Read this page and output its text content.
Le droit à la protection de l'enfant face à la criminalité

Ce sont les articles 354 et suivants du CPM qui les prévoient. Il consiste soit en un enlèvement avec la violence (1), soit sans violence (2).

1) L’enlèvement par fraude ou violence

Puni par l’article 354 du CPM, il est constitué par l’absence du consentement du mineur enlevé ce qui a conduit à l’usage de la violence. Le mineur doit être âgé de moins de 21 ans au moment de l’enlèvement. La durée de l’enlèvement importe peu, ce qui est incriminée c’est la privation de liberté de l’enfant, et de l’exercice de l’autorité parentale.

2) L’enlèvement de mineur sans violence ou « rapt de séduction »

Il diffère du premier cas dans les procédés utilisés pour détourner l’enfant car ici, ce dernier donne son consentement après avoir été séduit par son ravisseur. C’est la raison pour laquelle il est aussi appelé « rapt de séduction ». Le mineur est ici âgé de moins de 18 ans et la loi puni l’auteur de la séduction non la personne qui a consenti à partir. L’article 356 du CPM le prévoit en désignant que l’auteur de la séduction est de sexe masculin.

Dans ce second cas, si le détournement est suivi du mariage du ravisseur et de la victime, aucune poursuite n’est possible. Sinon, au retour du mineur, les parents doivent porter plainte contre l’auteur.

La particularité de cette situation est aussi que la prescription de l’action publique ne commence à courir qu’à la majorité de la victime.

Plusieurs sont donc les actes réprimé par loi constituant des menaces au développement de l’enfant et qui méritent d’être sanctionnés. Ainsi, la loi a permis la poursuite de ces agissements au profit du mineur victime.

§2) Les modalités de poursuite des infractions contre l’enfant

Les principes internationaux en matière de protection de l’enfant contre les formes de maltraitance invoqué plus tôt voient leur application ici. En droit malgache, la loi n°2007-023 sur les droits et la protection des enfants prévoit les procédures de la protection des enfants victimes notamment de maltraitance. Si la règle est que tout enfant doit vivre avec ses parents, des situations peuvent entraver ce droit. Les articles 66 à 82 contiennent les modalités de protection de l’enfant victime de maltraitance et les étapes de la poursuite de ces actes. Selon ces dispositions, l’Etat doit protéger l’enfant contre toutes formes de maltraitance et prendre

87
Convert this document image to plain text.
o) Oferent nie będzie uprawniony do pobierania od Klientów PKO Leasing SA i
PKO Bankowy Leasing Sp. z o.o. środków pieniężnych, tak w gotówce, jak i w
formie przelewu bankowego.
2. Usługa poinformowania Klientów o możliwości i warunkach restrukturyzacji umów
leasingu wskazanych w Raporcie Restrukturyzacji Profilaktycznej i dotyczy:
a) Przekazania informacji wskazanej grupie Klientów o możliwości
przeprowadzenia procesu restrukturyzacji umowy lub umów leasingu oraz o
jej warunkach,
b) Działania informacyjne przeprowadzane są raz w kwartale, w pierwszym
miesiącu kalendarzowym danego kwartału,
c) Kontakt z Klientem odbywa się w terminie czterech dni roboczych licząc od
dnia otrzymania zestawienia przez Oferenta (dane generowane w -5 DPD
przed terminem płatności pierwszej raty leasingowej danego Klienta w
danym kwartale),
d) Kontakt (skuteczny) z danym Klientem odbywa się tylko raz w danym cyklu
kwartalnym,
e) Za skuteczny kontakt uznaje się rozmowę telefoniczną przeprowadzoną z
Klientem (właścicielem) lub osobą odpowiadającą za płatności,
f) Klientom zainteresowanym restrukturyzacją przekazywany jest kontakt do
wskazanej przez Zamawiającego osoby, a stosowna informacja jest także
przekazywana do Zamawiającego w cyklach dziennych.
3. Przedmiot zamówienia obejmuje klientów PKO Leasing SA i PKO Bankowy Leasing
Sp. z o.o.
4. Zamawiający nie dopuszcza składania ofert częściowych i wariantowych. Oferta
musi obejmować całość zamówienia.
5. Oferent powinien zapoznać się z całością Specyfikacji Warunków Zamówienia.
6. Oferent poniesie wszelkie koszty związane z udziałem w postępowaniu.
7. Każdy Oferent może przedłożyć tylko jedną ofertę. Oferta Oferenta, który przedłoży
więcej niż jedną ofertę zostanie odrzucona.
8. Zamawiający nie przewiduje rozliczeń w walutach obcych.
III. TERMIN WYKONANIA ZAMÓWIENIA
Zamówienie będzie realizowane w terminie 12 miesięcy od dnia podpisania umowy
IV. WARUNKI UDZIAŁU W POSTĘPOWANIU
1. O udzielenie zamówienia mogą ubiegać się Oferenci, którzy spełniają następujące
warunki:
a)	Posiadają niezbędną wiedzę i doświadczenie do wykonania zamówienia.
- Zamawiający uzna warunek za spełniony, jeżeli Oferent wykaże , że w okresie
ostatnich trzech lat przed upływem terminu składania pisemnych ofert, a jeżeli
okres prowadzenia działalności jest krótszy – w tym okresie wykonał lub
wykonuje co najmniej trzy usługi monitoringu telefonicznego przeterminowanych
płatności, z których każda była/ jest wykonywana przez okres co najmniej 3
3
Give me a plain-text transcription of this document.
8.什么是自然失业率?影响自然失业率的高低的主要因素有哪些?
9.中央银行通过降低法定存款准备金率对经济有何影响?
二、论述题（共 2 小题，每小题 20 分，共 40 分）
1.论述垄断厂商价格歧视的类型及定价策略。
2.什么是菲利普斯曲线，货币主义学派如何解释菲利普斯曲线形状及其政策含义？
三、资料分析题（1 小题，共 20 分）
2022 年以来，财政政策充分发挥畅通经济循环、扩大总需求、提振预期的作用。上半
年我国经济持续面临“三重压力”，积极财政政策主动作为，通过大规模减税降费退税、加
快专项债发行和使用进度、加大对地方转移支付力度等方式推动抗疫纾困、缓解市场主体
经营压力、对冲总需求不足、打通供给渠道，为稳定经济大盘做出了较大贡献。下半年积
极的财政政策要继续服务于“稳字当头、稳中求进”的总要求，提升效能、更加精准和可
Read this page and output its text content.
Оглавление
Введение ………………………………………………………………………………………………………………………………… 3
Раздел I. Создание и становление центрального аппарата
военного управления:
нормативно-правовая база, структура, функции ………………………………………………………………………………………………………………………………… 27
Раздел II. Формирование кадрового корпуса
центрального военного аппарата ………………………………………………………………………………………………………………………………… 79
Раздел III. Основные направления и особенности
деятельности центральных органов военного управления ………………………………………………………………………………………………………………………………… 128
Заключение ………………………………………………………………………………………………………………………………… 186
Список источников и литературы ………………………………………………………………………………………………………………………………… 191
--------------------
[Work to complete] Of all the lines in the listing above, how many contain the word "auteur"? Answer with the number alone.

[Output for this task] 2